What the task requires ->
Reproduce the data exactly.

Recorded data ->
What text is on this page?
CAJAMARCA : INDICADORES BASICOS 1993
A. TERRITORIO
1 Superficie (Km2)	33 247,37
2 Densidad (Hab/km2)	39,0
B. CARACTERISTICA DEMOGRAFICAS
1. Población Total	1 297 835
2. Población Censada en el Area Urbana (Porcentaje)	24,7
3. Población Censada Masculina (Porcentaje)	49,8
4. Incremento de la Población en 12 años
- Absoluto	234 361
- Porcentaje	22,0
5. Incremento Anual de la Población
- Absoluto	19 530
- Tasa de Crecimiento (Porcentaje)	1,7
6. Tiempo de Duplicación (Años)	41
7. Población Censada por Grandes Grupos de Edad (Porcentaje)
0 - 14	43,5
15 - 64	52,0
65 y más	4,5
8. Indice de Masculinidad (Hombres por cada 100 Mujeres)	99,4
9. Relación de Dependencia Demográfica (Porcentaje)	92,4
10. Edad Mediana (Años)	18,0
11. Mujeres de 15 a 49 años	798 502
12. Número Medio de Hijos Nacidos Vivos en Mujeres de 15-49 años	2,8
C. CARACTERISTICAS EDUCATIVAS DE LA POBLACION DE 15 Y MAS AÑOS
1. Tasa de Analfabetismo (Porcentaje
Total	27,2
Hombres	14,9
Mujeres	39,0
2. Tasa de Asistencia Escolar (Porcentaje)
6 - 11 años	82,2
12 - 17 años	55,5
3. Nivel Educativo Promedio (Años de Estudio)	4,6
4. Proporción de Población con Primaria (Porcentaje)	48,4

Exercise response ->
What text is on this page?
CAJAMARCA : INDICADORES BASICOS 1993
A. TERRITORIO
1 Superficie (Km2)	33 247,37
2 Densidad (Hab/km2)	39,0
B. CARACTERISTICA DEMOGRAFICAS
1. Población Total	1 297 835
2. Población Censada en el Area Urbana (Porcentaje)	24,7
3. Población Censada Masculina (Porcentaje)	49,8
4. Incremento de la Población en 12 años
- Absoluto	234 361
- Porcentaje	22,0
5. Incremento Anual de la Población
- Absoluto	19 530
- Tasa de Crecimiento (Porcentaje)	1,7
6. Tiempo de Duplicación (Años)	41
7. Población Censada por Grandes Grupos de Edad (Porcentaje)
0 - 14	43,5
15 - 64	52,0
65 y más	4,5
8. Indice de Masculinidad (Hombres por cada 100 Mujeres)	99,4
9. Relación de Dependencia Demográfica (Porcentaje)	92,4
10. Edad Mediana (Años)	18,0
11. Mujeres de 15 a 49 años	798 502
12. Número Medio de Hijos Nacidos Vivos en Mujeres de 15-49 años	2,8
C. CARACTERISTICAS EDUCATIVAS DE LA POBLACION DE 15 Y MAS AÑOS
1. Tasa de Analfabetismo (Porcentaje
Total	27,2
Hombres	14,9
Mujeres	39,0
2. Tasa de Asistencia Escolar (Porcentaje)
6 - 11 años	82,2
12 - 17 años	55,5
3. Nivel Educativo Promedio (Años de Estudio)	4,6
4. Proporción de Población con Primaria (Porcentaje)	48,4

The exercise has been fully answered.